Report how many lines below contain the word "members", and give only that number.

(DATASET CONTENT)
------------------------------

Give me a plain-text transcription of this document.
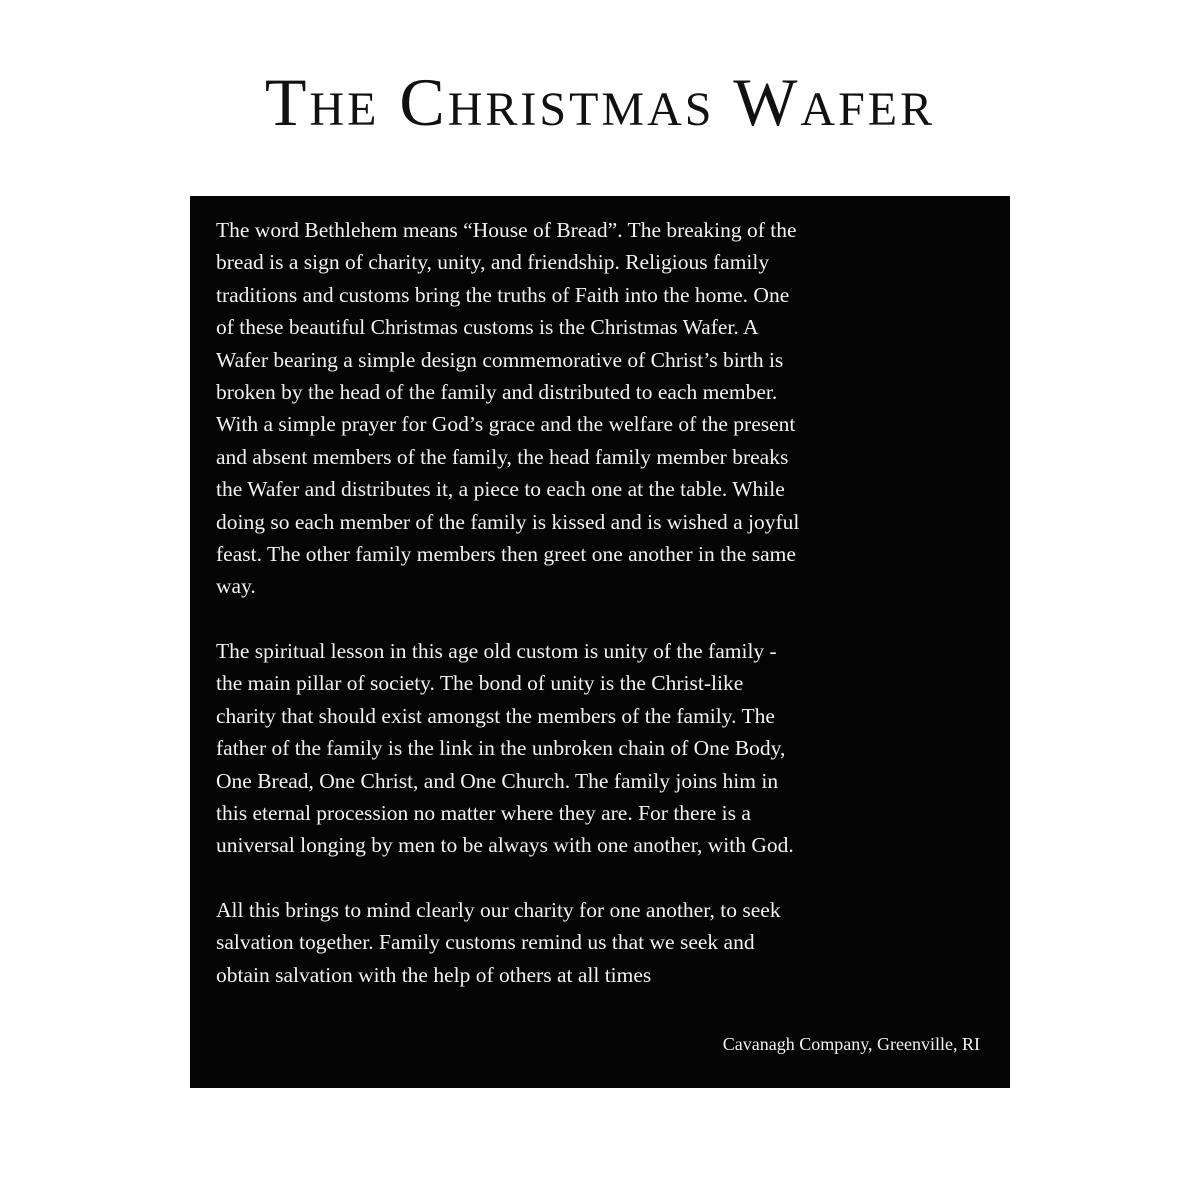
The Christmas Wafer

The word Bethlehem means “House of Bread”. The breaking of the
bread is a sign of charity, unity, and friendship. Religious family
traditions and customs bring the truths of Faith into the home. One
of these beautiful Christmas customs is the Christmas Wafer. A
Wafer bearing a simple design commemorative of Christ’s birth is
broken by the head of the family and distributed to each member.
With a simple prayer for God’s grace and the welfare of the present
and absent members of the family, the head family member breaks
the Wafer and distributes it, a piece to each one at the table. While
doing so each member of the family is kissed and is wished a joyful
feast. The other family members then greet one another in the same
way.

The spiritual lesson in this age old custom is unity of the family -
the main pillar of society. The bond of unity is the Christ-like
charity that should exist amongst the members of the family. The
father of the family is the link in the unbroken chain of One Body,
One Bread, One Christ, and One Church. The family joins him in
this eternal procession no matter where they are. For there is a
universal longing by men to be always with one another, with God.

All this brings to mind clearly our charity for one another, to seek
salvation together. Family customs remind us that we seek and
obtain salvation with the help of others at all times

Cavanagh Company, Greenville, RI
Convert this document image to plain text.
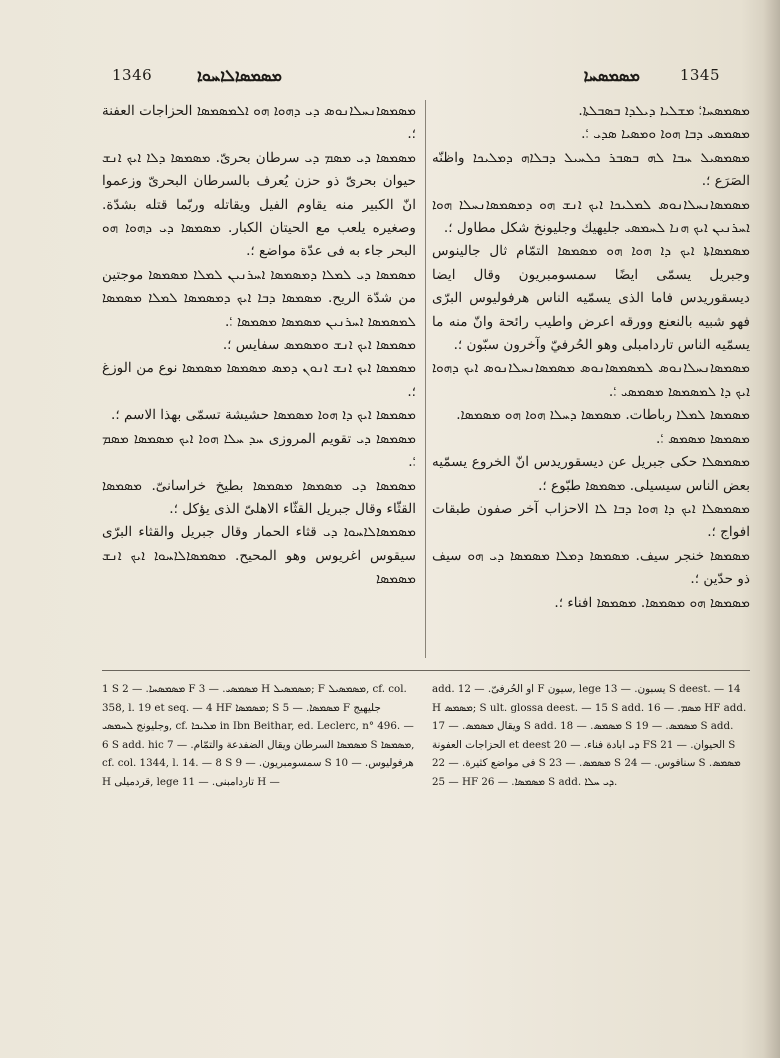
1346	ܡܣܡܣܐܠܐܚܘܐ	ܡܣܡܣܚܐ	1345

ܡܣܡܣܐܢܚܠܐܢܘܣ ܕܝ ܕܗܘܐ ܗܘ ܐܠܡܣܡܣܐ الحزاجات العفنة ؛.

ܡܣܡܣܐ ܕܝ ܡܣܡ ܕܝ سرطان بحرىّ. ܡܣܡܣܐ ܕܠܐ ܐܝܟ ܐܢܫ حيوان بحرىّ ذو حزن يُعرف بالسرطان البحرىّ وزعموا انّ الكبير منه يقاوم الفيل ويقاتله وربّما قتله بشدّة. وصغيره يلعب مع الحيتان الكبار. ܡܣܡܣܐ ܕܝ ܕܗܘܐ ܗܘ البحر جاء به فى عدّة مواضع ؛.

ܡܣܡܣܐ ܕܝ ܠܡܠܐ ܕܡܣܡܣܐ ܐܚܪܢܝܢ ܠܡܠܐ ܡܣܡܣܐ موجتين من شدّة الريح. ܡܣܡܣܐ ܕܒܐ ܐܝܟ ܕܡܣܡܣܐ ܠܡܠܐ ܡܣܡܣܐ ܠܡܣܡܣܐ ܐܚܪܢܝܢ ܡܣܡܣܐ ܡܣܡܣܐ ؛.

ܡܣܡܣܐ ܐܝܟ ܐܢܫ ܘܡܣܡܣ سفايس ؛.

ܡܣܡܣܐ ܐܝܟ ܐܢܫ ܐܢܘܢ ܕܡܣ ܡܣܡܣܐ ܡܣܡܣܐ نوع من الوزغ ؛.

ܡܣܡܣܐ ܐܝܟ ܕܐ ܗܘܐ ܡܣܡܣܐ حشيشة تسمّى بهذا الاسم ؛.

ܡܣܡܣܐ ܕܝ تقويم المروزى ܚܕ ܚܠܐ ܗܘܐ ܐܝܟ ܡܣܡܣܐ ܡܣܡ ؛.

ܡܣܡܣܐ ܕܝ ܡܣܡܣܐ ܡܣܡܣܐ بطيخ خراسانىّ. ܡܣܡܣܐ القثّاء وقال جبريل القثّاء الاهلىّ الذى يؤكل ؛.

ܡܣܡܣܐܠܐܚܘܐ ܕܝ قثاء الحمار وقال جبريل والقثاء البرّى سيقوس اغريوس وهو المحيح. ܡܣܡܣܐܠܐܚܘܐ ܐܝܟ ܐܢܫ ܡܣܡܣܐ

ܡܣܡܣܚܐ؛ ܡܫܠܝܐ ܕܝܠܕܐ ܒܣܒܠܬܐ.

ܡܣܡܣܝ ܕܒܐ ܗܘܐ ܘܡܣܝܐ ܣܕܝ ؛.

ܡܣܡܣܝܠ ܚܒܐ ܠܗ ܒܣܒܪ ܟܠܚܝܠ ܕܒܠܐܗ ܕܡܠܝܟܐ واظنّه الصَرَع ؛.

ܡܣܡܣܐܢܚܠܐܢܘܣ ܠܡܠܝܟܐ ܐܝܟ ܐܢܫ ܗܘ ܕܡܣܡܣܐܢܚܠܐ ܗܘܐ ܐܚܪܢܝܢ ܐܝܟ ܗܢܐ ܠܚܡܣܝ جليهيك وجليونخ شكل مطاول ؛.

ܡܣܡܣܐܬܐ ܐܝܟ ܕܐ ܗܘܐ ܗܘ ܡܣܡܣܐ التمّام ثال جالينوس وجبريل يسمّى ايضًا سمسومبريون وقال ايضا ديسقوريدس فاما الذى يسمّيه الناس هرفوليوس البرّى فهو شبيه بالنعنع وورقه اعرض واطيب رائحة وانّ منه ما يسمّيه الناس تاردامبلى وهو الحُرفيّ وآخرون سبّون ؛.

ܡܣܡܣܐܢܚܠܐܢܘܣ ܠܡܣܡܣܐܢܘܣ ܡܣܡܣܐܢܚܠܐܢܘܣ ܐܝܟ ܕܗܘܐ ܐܝܟ ܕܐ ܠܡܣܡܣܐ ܡܣܡܣܝ ؛.

ܡܣܡܣܐ ܠܡܠܐ رباطات. ܡܣܡܣܐ ܕܚܠܐ ܗܘܐ ܗܘ ܡܣܡܣܐ.

ܡܣܡܣܐ ܡܣܡܣ ؛.

ܡܣܡܣܠܐ حكى جبريل عن ديسقوريدس انّ الخروع يسمّيه بعض الناس سيسيلى. ܡܣܡܣܐ طبّوع ؛.

ܡܣܡܣܠܐ ܐܝܟ ܕܐ ܗܘܐ ܕܒܐ ܠܐ الاحزاب آخر صفون طبقات افواج ؛.

ܡܣܡܣܐ خنجر سيف. ܡܣܡܣܐ ܕܡܠܐ ܡܣܡܣܐ ܕܝ ܗܘ سيف ذو حدّين ؛.

ܡܣܡܣܐ ܗܘ ܡܣܡܣܐ. ܡܣܡܣܐ افناء ؛.

1 S ܡܣܡܣܚܐ. — 2 F ܡܣܡܣܝ. — 3 H ܡܣܡܣܝܠ; F ܡܣܡܣܝܠ, cf. col. 358, l. 19 et seq. — 4 HF ܡܣܡܣܐ; S ܡܣܡܣܐ. — 5 F جليهيج وجليونج ܠܚܡܣܝ, cf. ܡܠܝܟܐ in Ibn Beithar, ed. Leclerc, n° 496. — 6 S add. hic ܡܣܡܣܐ السرطان ويقال الضفدعة والتمّام. — 7 S ܡܣܡܣܐ, cf. col. 1344, l. 14. — 8 S سمسومبريون. — 9 S هرفوليوس. — 10 H قردميلى, lege تاردامبنى. — 11 H —

add. او الحُرفىّ. — 12 F سيون, lege يسبون. — 13 S deest. — 14 H ܡܣܡܣ; S ult. glossa deest. — 15 S add. ܡܣܡ. — 16 HF add. ويقال ܡܣܡܣ. — 17 S add. ܡܣܡܣ. — 18 S ܡܣܡܣ. — 19 S add. الحزاجات العفونة et deest ܕܝ ابادة فناء. — 20 FS الحيوان. — 21 S فى مواضع كثيرة. — 22 S ܡܣܡܣ. — 23 S سنافوس. — 24 S ܡܣܡܣ. — 25 HF ܡܣܡܣܐ. — 26 S add. ܕܝ ܚܠܐ.
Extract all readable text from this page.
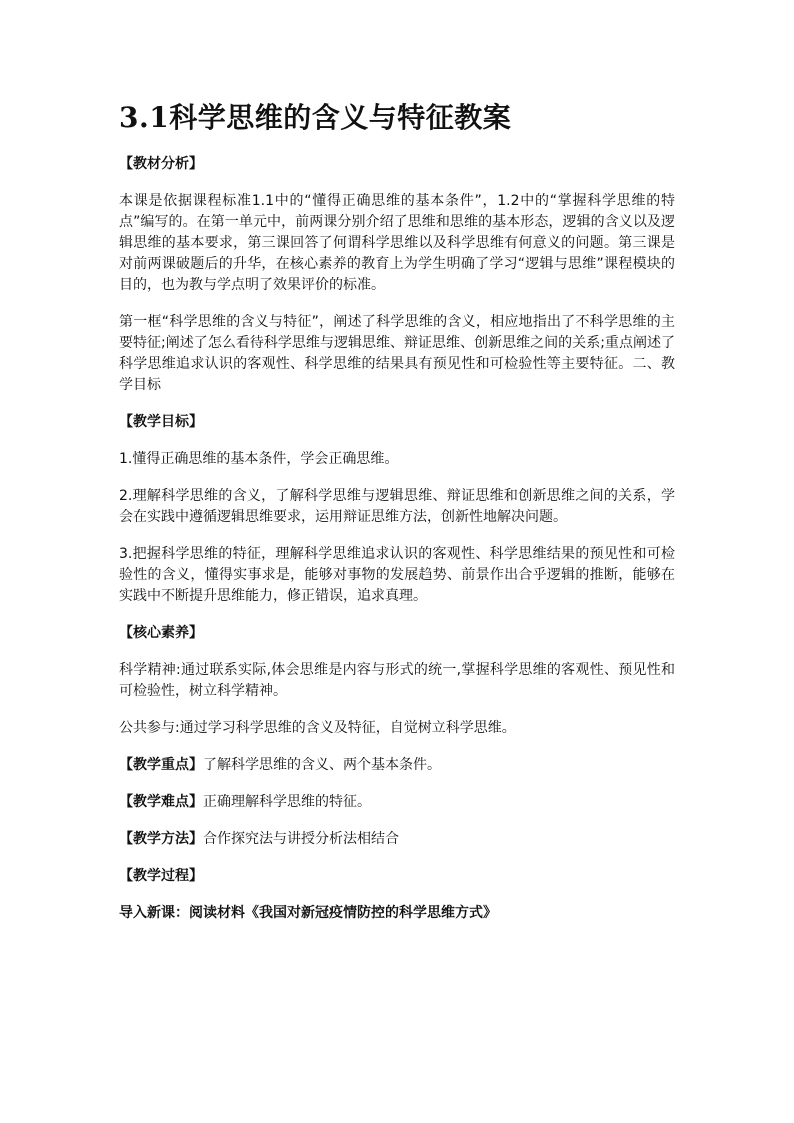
3.1科学思维的含义与特征教案
【教材分析】

本课是依据课程标准1.1中的“懂得正确思维的基本条件”，1.2中的“掌握科学思维的特点”编写的。在第一单元中，前两课分别介绍了思维和思维的基本形态，逻辑的含义以及逻辑思维的基本要求，第三课回答了何谓科学思维以及科学思维有何意义的问题。第三课是对前两课破题后的升华，在核心素养的教育上为学生明确了学习“逻辑与思维”课程模块的目的，也为教与学点明了效果评价的标准。

第一框“科学思维的含义与特征”，阐述了科学思维的含义，相应地指出了不科学思维的主要特征;阐述了怎么看待科学思维与逻辑思维、辩证思维、创新思维之间的关系;重点阐述了科学思维追求认识的客观性、科学思维的结果具有预见性和可检验性等主要特征。二、教学目标

【教学目标】

1.懂得正确思维的基本条件，学会正确思维。

2.理解科学思维的含义，了解科学思维与逻辑思维、辩证思维和创新思维之间的关系，学会在实践中遵循逻辑思维要求，运用辩证思维方法，创新性地解决问题。

3.把握科学思维的特征，理解科学思维追求认识的客观性、科学思维结果的预见性和可检验性的含义，懂得实事求是，能够对事物的发展趋势、前景作出合乎逻辑的推断，能够在实践中不断提升思维能力，修正错误，追求真理。

【核心素养】

科学精神:通过联系实际,体会思维是内容与形式的统一,掌握科学思维的客观性、预见性和可检验性，树立科学精神。

公共参与:通过学习科学思维的含义及特征，自觉树立科学思维。

【教学重点】了解科学思维的含义、两个基本条件。

【教学难点】正确理解科学思维的特征。

【教学方法】合作探究法与讲授分析法相结合

【教学过程】

导入新课：阅读材料《我国对新冠疫情防控的科学思维方式》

------------------------------

(SOLUTION TO THE EXERCISE) 3